▶ [Document extract]:

United States District Court, D. Arizona

February 21, 2019

Arturo Leon, Plaintiff,
Peterbilt Motors Company, et al., Defendants.


          Honorable Roslyn O. Silver Senior, United States District Judge

         In 2017, Plaintiff Arturo Leon purchased a truck from a business in Tennessee. Defendants Peterbilt Motors Company (“Peterbilt”) and Cummins, Inc. (“Cummins”), were involved in the manufacture of that truck and its component parts. Peterbilt and Cummins both provided Plaintiff with written warranties regarding the truck's performance. Not long after buying the truck, Plaintiff experienced a variety of problems that could not be repaired to his satisfaction. In 2018, Plaintiff filed the present suit in Maricopa County Superior Court against Peterbilt and Cummins. Plaintiff asserted claims for “breach of factory warranty” and “breach of Magnuson-Moss Warranty Act.” (Doc. 1-3 at 15-16). Peterbilt filed a motion to dismiss based on lack of personal jurisdiction as well as a motion to dismiss for failure to state a claim on which relief can be granted. Cummins joined the latter motion but did not join the jurisdictional motion. Because “jurisdictional questions ordinarily must precede merits determinations in dispositional order, ” the Court will address the matter of personal jurisdiction first. Sinochem Int'l Co. v. Malaysia Int'l Shipping Corp., 549 U.S. 422, 431 (2007).

▶ [Complete the following]:
#1 Which of Peterbilt's two motions did Cummins join, according to the court opinion on the Peterbilt truck suit?
#2 Please pick up the court opinion on the Peterbilt truck suit after its last sentence and carry it on.

▶ [Supplied information]:
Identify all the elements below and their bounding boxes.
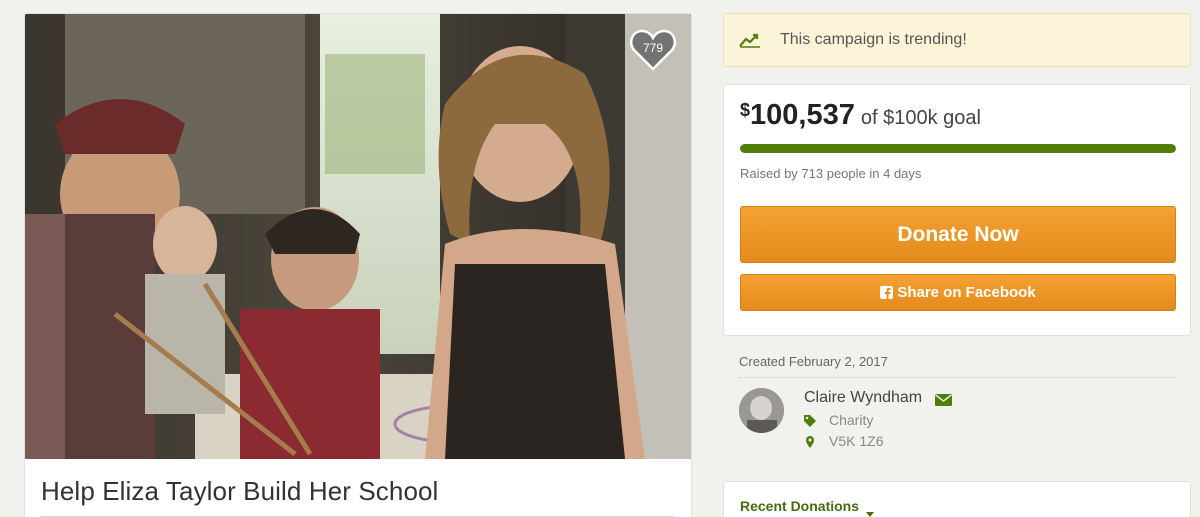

▶ [Outputs]:
#1 The motion to dismiss for failure to state a claim on which relief can be granted.

#2
         Plaintiff “bear[s] the burden of demonstrating that [personal] jurisdiction is appropriate.” Dole Food Co. v. Watts, 303 F.3d 1104, 1108 (9th Cir. 2002). When, as here, the Court does not hold an evidentiary hearing, Plaintiff need only make “a prima facie showing of jurisdictional facts” establishing personal jurisdiction. Pebble Beach Co. v. Caddy, 453 F.3d 1151, 1154 (9th Cir. 2006). That showing requires the Court accept Plaintiff's version of events where there are disputes. Schwarzenegger v. Fred Martin Motor Co., 374 F.3d 797, 800 (9th Cir. 2004). But the Court can rely on evidence provided by Peterbilt if Plaintiff does not controvert it. Id.

         Here, Peterbilt has offered a variety of facts regarding the manufacture, distribution, and purchase of the relevant truck. Plaintiff has not controverted any of those facts. Accordingly, the following is based on Peterbilt's representations regarding the relevant facts.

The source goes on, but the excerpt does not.